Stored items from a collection
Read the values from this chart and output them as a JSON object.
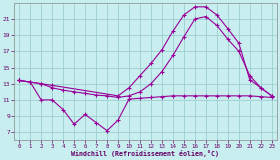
{
  "background_color": "#c8eef0",
  "line_color": "#990099",
  "grid_color": "#9ecece",
  "xlabel": "Windchill (Refroidissement éolien,°C)",
  "xlabel_color": "#660066",
  "tick_color": "#660066",
  "xlim": [
    -0.5,
    23.5
  ],
  "ylim": [
    6.0,
    23.0
  ],
  "yticks": [
    7,
    9,
    11,
    13,
    15,
    17,
    19,
    21
  ],
  "xticks": [
    0,
    1,
    2,
    3,
    4,
    5,
    6,
    7,
    8,
    9,
    10,
    11,
    12,
    13,
    14,
    15,
    16,
    17,
    18,
    19,
    20,
    21,
    22,
    23
  ],
  "curve1_x": [
    0,
    1,
    2,
    3,
    4,
    5,
    6,
    7,
    8,
    9,
    10,
    11,
    12,
    13,
    14,
    15,
    16,
    17,
    18,
    19,
    20,
    21,
    22,
    23
  ],
  "curve1_y": [
    13.4,
    13.2,
    11.0,
    11.0,
    9.8,
    8.0,
    9.2,
    8.2,
    7.2,
    8.5,
    11.1,
    11.2,
    11.3,
    11.4,
    11.5,
    11.5,
    11.5,
    11.5,
    11.5,
    11.5,
    11.5,
    11.5,
    11.4,
    11.3
  ],
  "curve2_x": [
    0,
    1,
    2,
    3,
    4,
    5,
    6,
    7,
    8,
    9,
    10,
    11,
    12,
    13,
    14,
    15,
    16,
    17,
    18,
    19,
    20,
    21,
    22,
    23
  ],
  "curve2_y": [
    13.4,
    13.2,
    13.0,
    12.5,
    12.2,
    12.0,
    11.8,
    11.6,
    11.5,
    11.3,
    11.5,
    12.0,
    13.0,
    14.5,
    16.5,
    18.8,
    21.0,
    21.3,
    20.2,
    18.5,
    17.0,
    14.0,
    12.5,
    11.5
  ],
  "curve3_x": [
    0,
    2,
    3,
    9,
    10,
    11,
    12,
    13,
    14,
    15,
    16,
    17,
    18,
    19,
    20,
    21,
    22,
    23
  ],
  "curve3_y": [
    13.4,
    13.0,
    12.8,
    11.5,
    12.5,
    14.0,
    15.5,
    17.2,
    19.5,
    21.5,
    22.5,
    22.5,
    21.5,
    19.8,
    18.0,
    13.5,
    12.5,
    11.5
  ]
}
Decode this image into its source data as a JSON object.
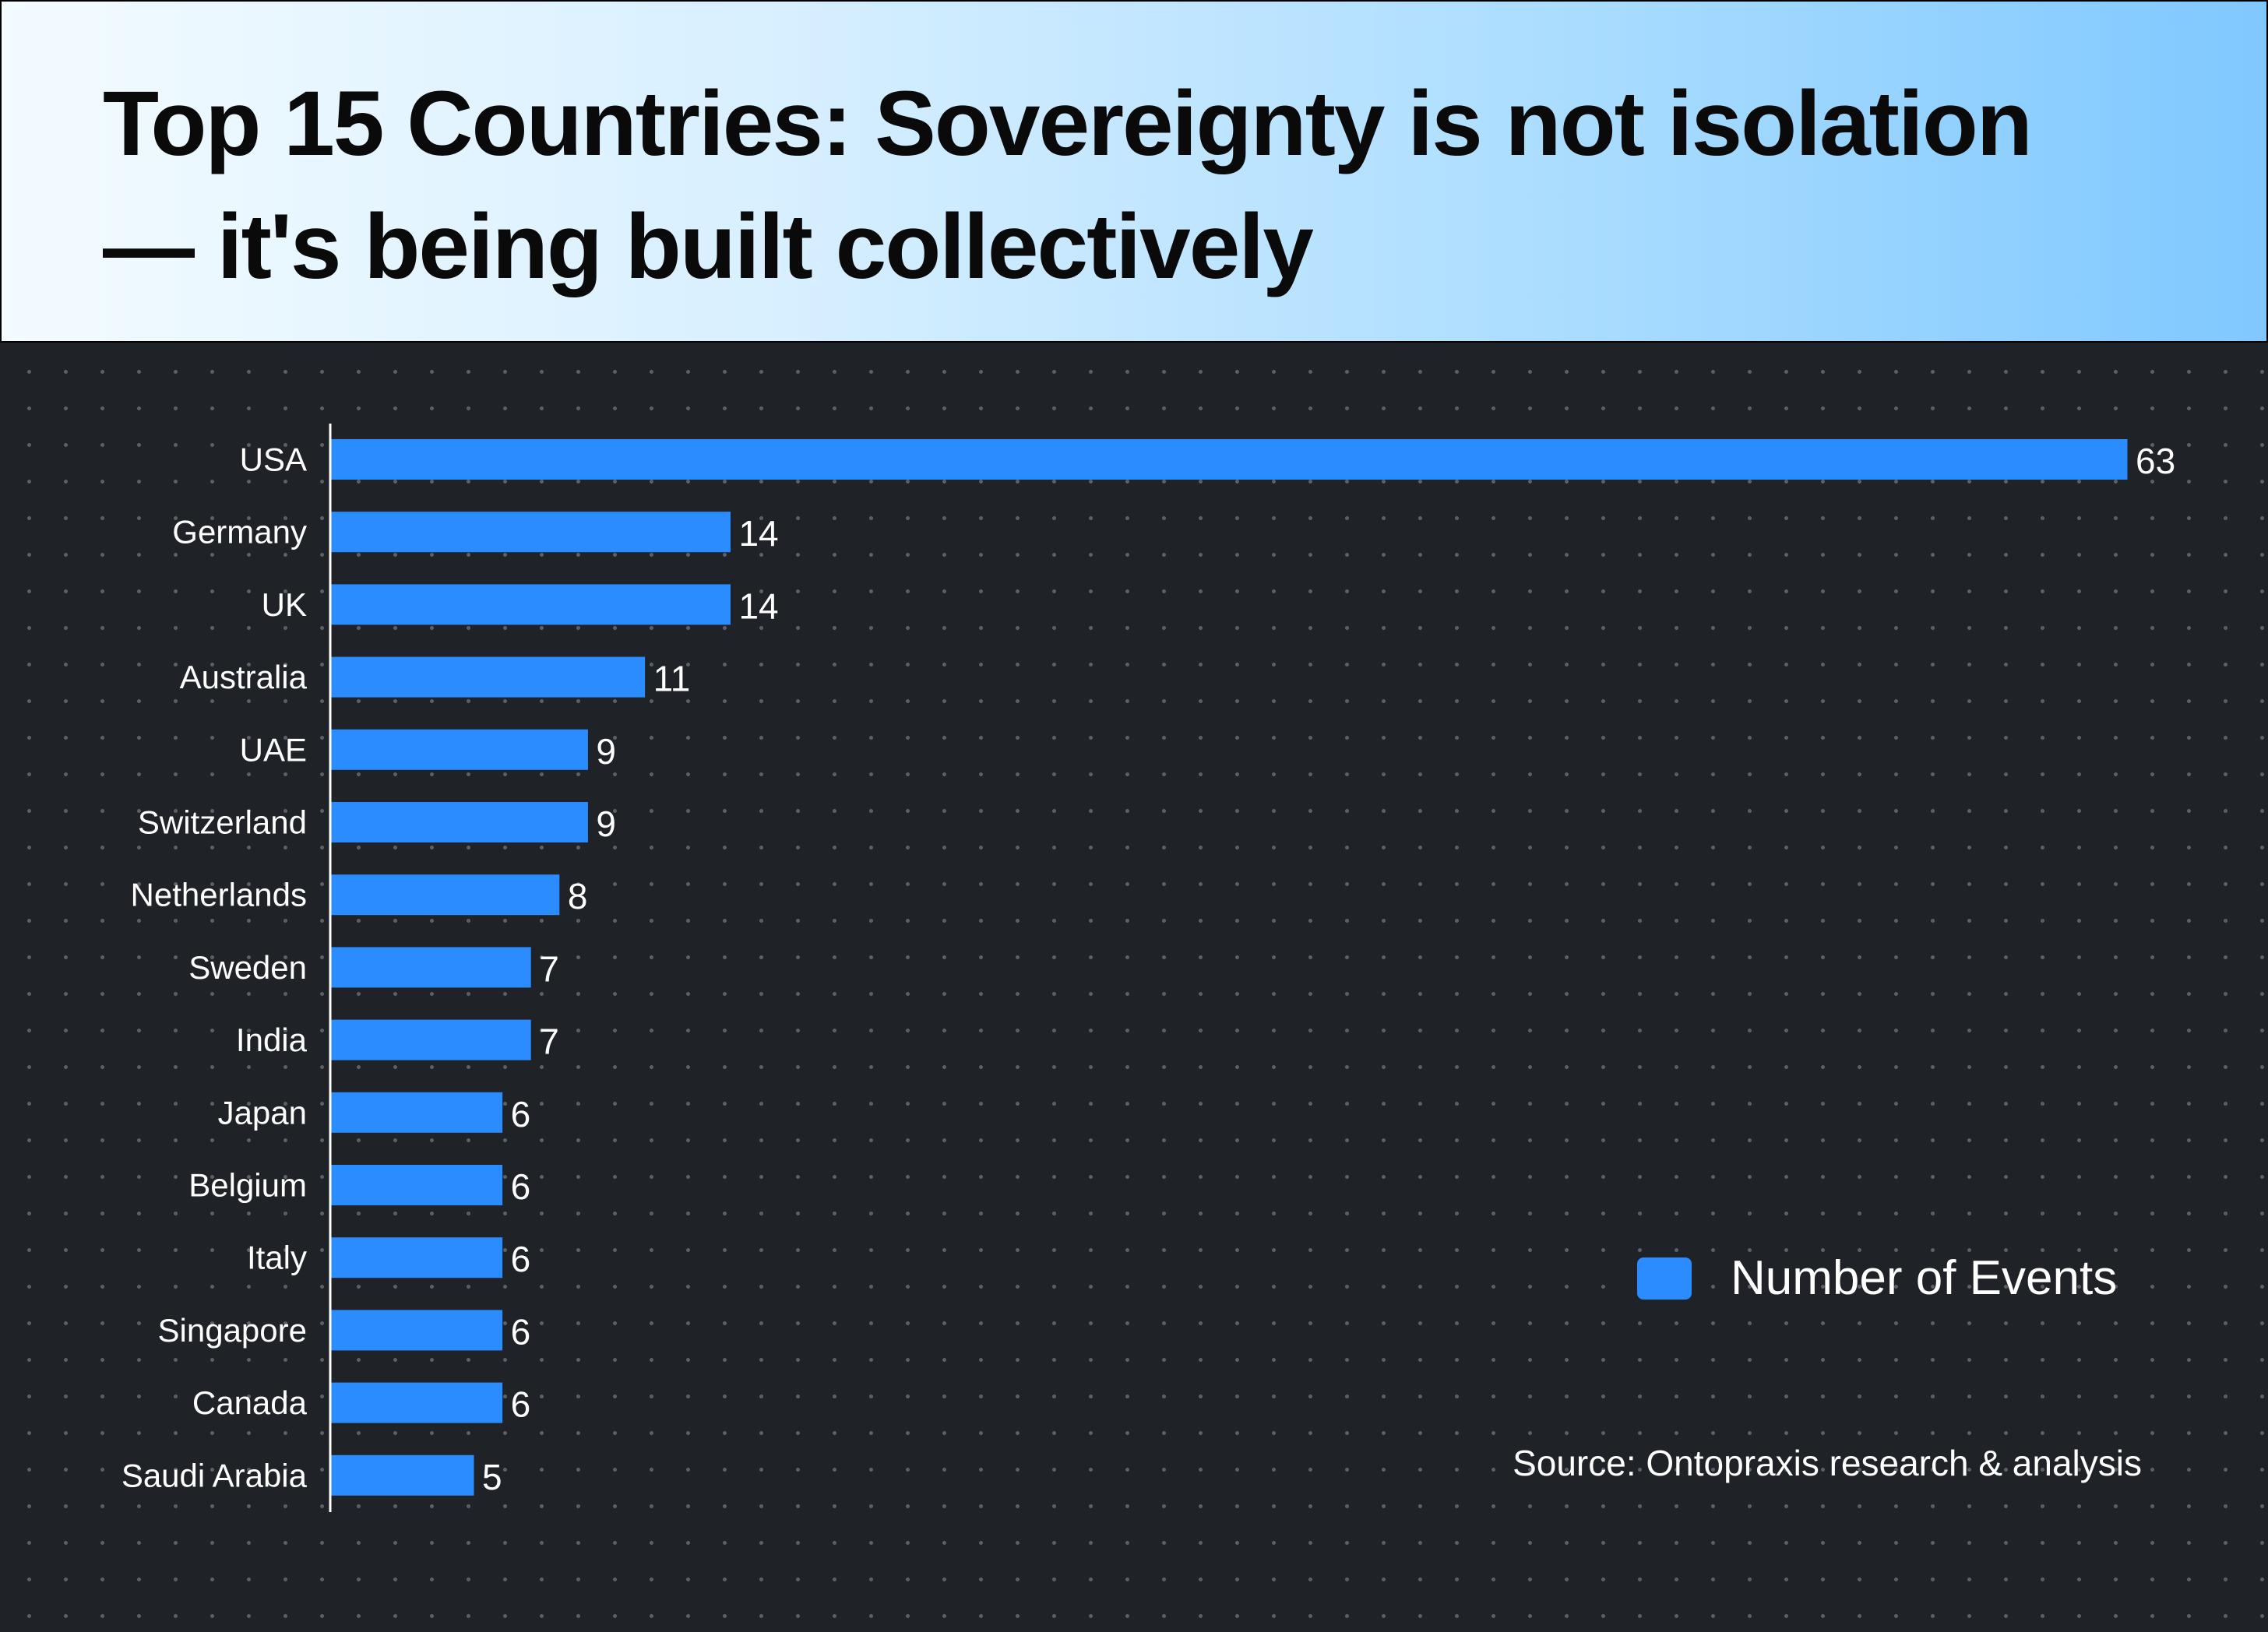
{
  "header": {
    "title": "Top 15 Countries: Sovereignty is not isolation — it's being built collectively"
  },
  "colors": {
    "bar": "#2b8cff",
    "background": "#1f2227",
    "axis": "#ffffff",
    "text": "#ffffff"
  },
  "legend": {
    "label": "Number of Events"
  },
  "source": {
    "text": "Source: Ontopraxis research & analysis"
  },
  "chart_data": {
    "type": "bar",
    "orientation": "horizontal",
    "title": "Top 15 Countries: Sovereignty is not isolation — it's being built collectively",
    "xlabel": "",
    "ylabel": "",
    "xlim": [
      0,
      63
    ],
    "grid": false,
    "legend_position": "bottom-right",
    "categories": [
      "USA",
      "Germany",
      "UK",
      "Australia",
      "UAE",
      "Switzerland",
      "Netherlands",
      "Sweden",
      "India",
      "Japan",
      "Belgium",
      "Italy",
      "Singapore",
      "Canada",
      "Saudi Arabia"
    ],
    "series": [
      {
        "name": "Number of Events",
        "values": [
          63,
          14,
          14,
          11,
          9,
          9,
          8,
          7,
          7,
          6,
          6,
          6,
          6,
          6,
          5
        ]
      }
    ]
  }
}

#### Your instructions:
Extract the text of all the records above verbatim, excluding pictures.

#### Correct response:
Read the values from this chart and output them as a JSON object.
{
  "background_color": "#c8eef0",
  "line_color": "#990099",
  "grid_color": "#9ecece",
  "xlabel": "Windchill (Refroidissement éolien,°C)",
  "xlabel_color": "#660066",
  "tick_color": "#660066",
  "xlim": [
    -0.5,
    23.5
  ],
  "ylim": [
    6.0,
    23.0
  ],
  "yticks": [
    7,
    9,
    11,
    13,
    15,
    17,
    19,
    21
  ],
  "xticks": [
    0,
    1,
    2,
    3,
    4,
    5,
    6,
    7,
    8,
    9,
    10,
    11,
    12,
    13,
    14,
    15,
    16,
    17,
    18,
    19,
    20,
    21,
    22,
    23
  ],
  "curve1_x": [
    0,
    1,
    2,
    3,
    4,
    5,
    6,
    7,
    8,
    9,
    10,
    11,
    12,
    13,
    14,
    15,
    16,
    17,
    18,
    19,
    20,
    21,
    22,
    23
  ],
  "curve1_y": [
    13.4,
    13.2,
    11.0,
    11.0,
    9.8,
    8.0,
    9.2,
    8.2,
    7.2,
    8.5,
    11.1,
    11.2,
    11.3,
    11.4,
    11.5,
    11.5,
    11.5,
    11.5,
    11.5,
    11.5,
    11.5,
    11.5,
    11.4,
    11.3
  ],
  "curve2_x": [
    0,
    1,
    2,
    3,
    4,
    5,
    6,
    7,
    8,
    9,
    10,
    11,
    12,
    13,
    14,
    15,
    16,
    17,
    18,
    19,
    20,
    21,
    22,
    23
  ],
  "curve2_y": [
    13.4,
    13.2,
    13.0,
    12.5,
    12.2,
    12.0,
    11.8,
    11.6,
    11.5,
    11.3,
    11.5,
    12.0,
    13.0,
    14.5,
    16.5,
    18.8,
    21.0,
    21.3,
    20.2,
    18.5,
    17.0,
    14.0,
    12.5,
    11.5
  ],
  "curve3_x": [
    0,
    2,
    3,
    9,
    10,
    11,
    12,
    13,
    14,
    15,
    16,
    17,
    18,
    19,
    20,
    21,
    22,
    23
  ],
  "curve3_y": [
    13.4,
    13.0,
    12.8,
    11.5,
    12.5,
    14.0,
    15.5,
    17.2,
    19.5,
    21.5,
    22.5,
    22.5,
    21.5,
    19.8,
    18.0,
    13.5,
    12.5,
    11.5
  ]
}
Decode this image into its source data as a JSON object.
{
  "header": {
    "title": "Top 15 Countries: Sovereignty is not isolation — it's being built collectively"
  },
  "colors": {
    "bar": "#2b8cff",
    "background": "#1f2227",
    "axis": "#ffffff",
    "text": "#ffffff"
  },
  "legend": {
    "label": "Number of Events"
  },
  "source": {
    "text": "Source: Ontopraxis research & analysis"
  },
  "chart_data": {
    "type": "bar",
    "orientation": "horizontal",
    "title": "Top 15 Countries: Sovereignty is not isolation — it's being built collectively",
    "xlabel": "",
    "ylabel": "",
    "xlim": [
      0,
      63
    ],
    "grid": false,
    "legend_position": "bottom-right",
    "categories": [
      "USA",
      "Germany",
      "UK",
      "Australia",
      "UAE",
      "Switzerland",
      "Netherlands",
      "Sweden",
      "India",
      "Japan",
      "Belgium",
      "Italy",
      "Singapore",
      "Canada",
      "Saudi Arabia"
    ],
    "series": [
      {
        "name": "Number of Events",
        "values": [
          63,
          14,
          14,
          11,
          9,
          9,
          8,
          7,
          7,
          6,
          6,
          6,
          6,
          6,
          5
        ]
      }
    ]
  }
}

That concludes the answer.